Items from a dataset
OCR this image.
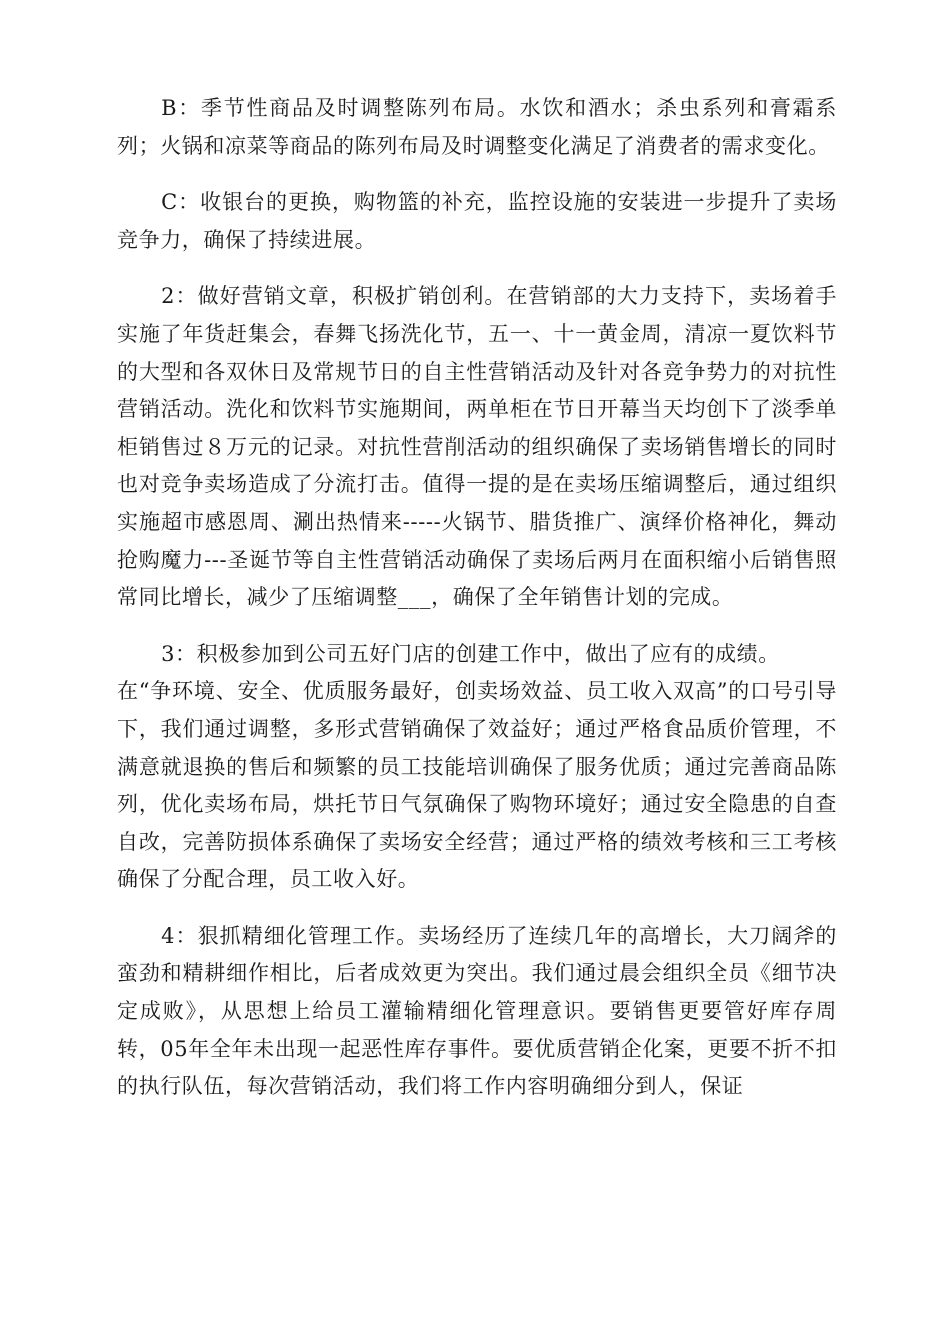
B：季节性商品及时调整陈列布局。水饮和酒水；杀虫系列和膏霜系列；火锅和凉菜等商品的陈列布局及时调整变化满足了消费者的需求变化。

C：收银台的更换，购物篮的补充，监控设施的安装进一步提升了卖场竞争力，确保了持续进展。

2：做好营销文章，积极扩销创利。在营销部的大力支持下，卖场着手实施了年货赶集会，春舞飞扬洗化节，五一、十一黄金周，清凉一夏饮料节的大型和各双休日及常规节日的自主性营销活动及针对各竞争势力的对抗性营销活动。洗化和饮料节实施期间，两单柜在节日开幕当天均创下了淡季单柜销售过８万元的记录。对抗性营削活动的组织确保了卖场销售增长的同时也对竞争卖场造成了分流打击。值得一提的是在卖场压缩调整后，通过组织实施超市感恩周、涮出热情来-----火锅节、腊货推广、演绎价格神化，舞动抢购魔力---圣诞节等自主性营销活动确保了卖场后两月在面积缩小后销售照常同比增长，减少了压缩调整___，确保了全年销售计划的完成。

3：积极参加到公司五好门店的创建工作中，做出了应有的成绩。

在“争环境、安全、优质服务最好，创卖场效益、员工收入双高”的口号引导下，我们通过调整，多形式营销确保了效益好；通过严格食品质价管理，不满意就退换的售后和频繁的员工技能培训确保了服务优质；通过完善商品陈列，优化卖场布局，烘托节日气氛确保了购物环境好；通过安全隐患的自查自改，完善防损体系确保了卖场安全经营；通过严格的绩效考核和三工考核确保了分配合理，员工收入好。

4：狠抓精细化管理工作。卖场经历了连续几年的高增长，大刀阔斧的蛮劲和精耕细作相比，后者成效更为突出。我们通过晨会组织全员《细节决定成败》，从思想上给员工灌输精细化管理意识。要销售更要管好库存周转，05年全年未出现一起恶性库存事件。要优质营销企化案，更要不折不扣的执行队伍，每次营销活动，我们将工作内容明确细分到人，保证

--- Problem requirements ---
Leave the pictures out and copy the rest of the data exactly.

--- Solved exercise ---
OCR this image.
B：季节性商品及时调整陈列布局。水饮和酒水；杀虫系列和膏霜系列；火锅和凉菜等商品的陈列布局及时调整变化满足了消费者的需求变化。

C：收银台的更换，购物篮的补充，监控设施的安装进一步提升了卖场竞争力，确保了持续进展。

2：做好营销文章，积极扩销创利。在营销部的大力支持下，卖场着手实施了年货赶集会，春舞飞扬洗化节，五一、十一黄金周，清凉一夏饮料节的大型和各双休日及常规节日的自主性营销活动及针对各竞争势力的对抗性营销活动。洗化和饮料节实施期间，两单柜在节日开幕当天均创下了淡季单柜销售过８万元的记录。对抗性营削活动的组织确保了卖场销售增长的同时也对竞争卖场造成了分流打击。值得一提的是在卖场压缩调整后，通过组织实施超市感恩周、涮出热情来-----火锅节、腊货推广、演绎价格神化，舞动抢购魔力---圣诞节等自主性营销活动确保了卖场后两月在面积缩小后销售照常同比增长，减少了压缩调整___，确保了全年销售计划的完成。

3：积极参加到公司五好门店的创建工作中，做出了应有的成绩。

在“争环境、安全、优质服务最好，创卖场效益、员工收入双高”的口号引导下，我们通过调整，多形式营销确保了效益好；通过严格食品质价管理，不满意就退换的售后和频繁的员工技能培训确保了服务优质；通过完善商品陈列，优化卖场布局，烘托节日气氛确保了购物环境好；通过安全隐患的自查自改，完善防损体系确保了卖场安全经营；通过严格的绩效考核和三工考核确保了分配合理，员工收入好。

4：狠抓精细化管理工作。卖场经历了连续几年的高增长，大刀阔斧的蛮劲和精耕细作相比，后者成效更为突出。我们通过晨会组织全员《细节决定成败》，从思想上给员工灌输精细化管理意识。要销售更要管好库存周转，05年全年未出现一起恶性库存事件。要优质营销企化案，更要不折不扣的执行队伍，每次营销活动，我们将工作内容明确细分到人，保证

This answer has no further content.